What to work on
Each record below should be repeated precisely as written.

[Stored entries]
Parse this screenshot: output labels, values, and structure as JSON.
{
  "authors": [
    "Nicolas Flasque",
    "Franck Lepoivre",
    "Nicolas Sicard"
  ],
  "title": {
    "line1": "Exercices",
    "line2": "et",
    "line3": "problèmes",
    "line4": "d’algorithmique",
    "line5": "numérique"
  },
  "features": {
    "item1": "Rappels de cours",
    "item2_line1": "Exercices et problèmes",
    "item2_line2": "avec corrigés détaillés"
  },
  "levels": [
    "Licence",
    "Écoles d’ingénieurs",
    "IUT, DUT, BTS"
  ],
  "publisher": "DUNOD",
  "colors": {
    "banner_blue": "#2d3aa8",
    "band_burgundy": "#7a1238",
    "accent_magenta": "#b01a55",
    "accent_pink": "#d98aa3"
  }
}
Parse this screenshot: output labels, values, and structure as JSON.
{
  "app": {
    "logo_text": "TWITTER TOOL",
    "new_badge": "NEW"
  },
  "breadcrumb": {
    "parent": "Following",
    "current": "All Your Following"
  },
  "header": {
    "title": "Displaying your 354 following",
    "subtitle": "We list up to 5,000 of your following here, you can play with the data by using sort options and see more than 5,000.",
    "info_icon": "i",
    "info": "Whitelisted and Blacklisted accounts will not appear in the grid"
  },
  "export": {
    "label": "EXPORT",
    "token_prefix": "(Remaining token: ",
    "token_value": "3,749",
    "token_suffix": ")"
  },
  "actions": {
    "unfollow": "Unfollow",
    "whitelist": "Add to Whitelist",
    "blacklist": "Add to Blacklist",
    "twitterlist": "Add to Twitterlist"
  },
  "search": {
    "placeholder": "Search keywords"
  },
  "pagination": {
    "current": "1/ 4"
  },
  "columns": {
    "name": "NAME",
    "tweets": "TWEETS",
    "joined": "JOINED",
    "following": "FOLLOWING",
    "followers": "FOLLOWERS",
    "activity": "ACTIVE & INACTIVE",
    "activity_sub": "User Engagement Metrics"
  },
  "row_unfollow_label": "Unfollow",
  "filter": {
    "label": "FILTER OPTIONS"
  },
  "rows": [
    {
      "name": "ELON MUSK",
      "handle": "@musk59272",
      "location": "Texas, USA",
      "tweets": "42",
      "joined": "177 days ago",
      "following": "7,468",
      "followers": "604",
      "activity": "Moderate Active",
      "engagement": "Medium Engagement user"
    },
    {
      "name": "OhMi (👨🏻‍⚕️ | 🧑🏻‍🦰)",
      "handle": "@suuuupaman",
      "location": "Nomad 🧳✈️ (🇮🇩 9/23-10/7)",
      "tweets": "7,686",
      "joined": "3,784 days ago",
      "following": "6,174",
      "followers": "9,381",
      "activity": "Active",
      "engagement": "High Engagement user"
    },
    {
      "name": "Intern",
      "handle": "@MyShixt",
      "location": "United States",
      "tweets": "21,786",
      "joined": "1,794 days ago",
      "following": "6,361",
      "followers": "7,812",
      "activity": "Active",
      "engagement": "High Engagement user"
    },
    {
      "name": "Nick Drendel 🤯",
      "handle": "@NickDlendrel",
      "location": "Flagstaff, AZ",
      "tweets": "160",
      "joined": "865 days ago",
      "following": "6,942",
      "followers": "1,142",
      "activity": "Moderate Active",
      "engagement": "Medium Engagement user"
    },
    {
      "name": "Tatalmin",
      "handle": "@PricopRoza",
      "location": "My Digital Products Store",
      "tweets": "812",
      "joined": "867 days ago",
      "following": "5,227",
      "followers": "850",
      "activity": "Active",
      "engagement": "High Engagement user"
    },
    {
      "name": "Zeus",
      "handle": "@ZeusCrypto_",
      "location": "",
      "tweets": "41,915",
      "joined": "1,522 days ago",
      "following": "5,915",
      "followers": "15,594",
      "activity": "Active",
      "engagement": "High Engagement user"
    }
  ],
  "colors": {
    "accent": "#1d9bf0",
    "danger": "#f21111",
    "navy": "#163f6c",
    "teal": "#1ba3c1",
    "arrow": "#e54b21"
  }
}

Answer in full
Parse this screenshot: output labels, values, and structure as JSON.
{
  "authors": [
    "Nicolas Flasque",
    "Franck Lepoivre",
    "Nicolas Sicard"
  ],
  "title": {
    "line1": "Exercices",
    "line2": "et",
    "line3": "problèmes",
    "line4": "d’algorithmique",
    "line5": "numérique"
  },
  "features": {
    "item1": "Rappels de cours",
    "item2_line1": "Exercices et problèmes",
    "item2_line2": "avec corrigés détaillés"
  },
  "levels": [
    "Licence",
    "Écoles d’ingénieurs",
    "IUT, DUT, BTS"
  ],
  "publisher": "DUNOD",
  "colors": {
    "banner_blue": "#2d3aa8",
    "band_burgundy": "#7a1238",
    "accent_magenta": "#b01a55",
    "accent_pink": "#d98aa3"
  }
}
Parse this screenshot: output labels, values, and structure as JSON.
{
  "app": {
    "logo_text": "TWITTER TOOL",
    "new_badge": "NEW"
  },
  "breadcrumb": {
    "parent": "Following",
    "current": "All Your Following"
  },
  "header": {
    "title": "Displaying your 354 following",
    "subtitle": "We list up to 5,000 of your following here, you can play with the data by using sort options and see more than 5,000.",
    "info_icon": "i",
    "info": "Whitelisted and Blacklisted accounts will not appear in the grid"
  },
  "export": {
    "label": "EXPORT",
    "token_prefix": "(Remaining token: ",
    "token_value": "3,749",
    "token_suffix": ")"
  },
  "actions": {
    "unfollow": "Unfollow",
    "whitelist": "Add to Whitelist",
    "blacklist": "Add to Blacklist",
    "twitterlist": "Add to Twitterlist"
  },
  "search": {
    "placeholder": "Search keywords"
  },
  "pagination": {
    "current": "1/ 4"
  },
  "columns": {
    "name": "NAME",
    "tweets": "TWEETS",
    "joined": "JOINED",
    "following": "FOLLOWING",
    "followers": "FOLLOWERS",
    "activity": "ACTIVE & INACTIVE",
    "activity_sub": "User Engagement Metrics"
  },
  "row_unfollow_label": "Unfollow",
  "filter": {
    "label": "FILTER OPTIONS"
  },
  "rows": [
    {
      "name": "ELON MUSK",
      "handle": "@musk59272",
      "location": "Texas, USA",
      "tweets": "42",
      "joined": "177 days ago",
      "following": "7,468",
      "followers": "604",
      "activity": "Moderate Active",
      "engagement": "Medium Engagement user"
    },
    {
      "name": "OhMi (👨🏻‍⚕️ | 🧑🏻‍🦰)",
      "handle": "@suuuupaman",
      "location": "Nomad 🧳✈️ (🇮🇩 9/23-10/7)",
      "tweets": "7,686",
      "joined": "3,784 days ago",
      "following": "6,174",
      "followers": "9,381",
      "activity": "Active",
      "engagement": "High Engagement user"
    },
    {
      "name": "Intern",
      "handle": "@MyShixt",
      "location": "United States",
      "tweets": "21,786",
      "joined": "1,794 days ago",
      "following": "6,361",
      "followers": "7,812",
      "activity": "Active",
      "engagement": "High Engagement user"
    },
    {
      "name": "Nick Drendel 🤯",
      "handle": "@NickDlendrel",
      "location": "Flagstaff, AZ",
      "tweets": "160",
      "joined": "865 days ago",
      "following": "6,942",
      "followers": "1,142",
      "activity": "Moderate Active",
      "engagement": "Medium Engagement user"
    },
    {
      "name": "Tatalmin",
      "handle": "@PricopRoza",
      "location": "My Digital Products Store",
      "tweets": "812",
      "joined": "867 days ago",
      "following": "5,227",
      "followers": "850",
      "activity": "Active",
      "engagement": "High Engagement user"
    },
    {
      "name": "Zeus",
      "handle": "@ZeusCrypto_",
      "location": "",
      "tweets": "41,915",
      "joined": "1,522 days ago",
      "following": "5,915",
      "followers": "15,594",
      "activity": "Active",
      "engagement": "High Engagement user"
    }
  ],
  "colors": {
    "accent": "#1d9bf0",
    "danger": "#f21111",
    "navy": "#163f6c",
    "teal": "#1ba3c1",
    "arrow": "#e54b21"
  }
}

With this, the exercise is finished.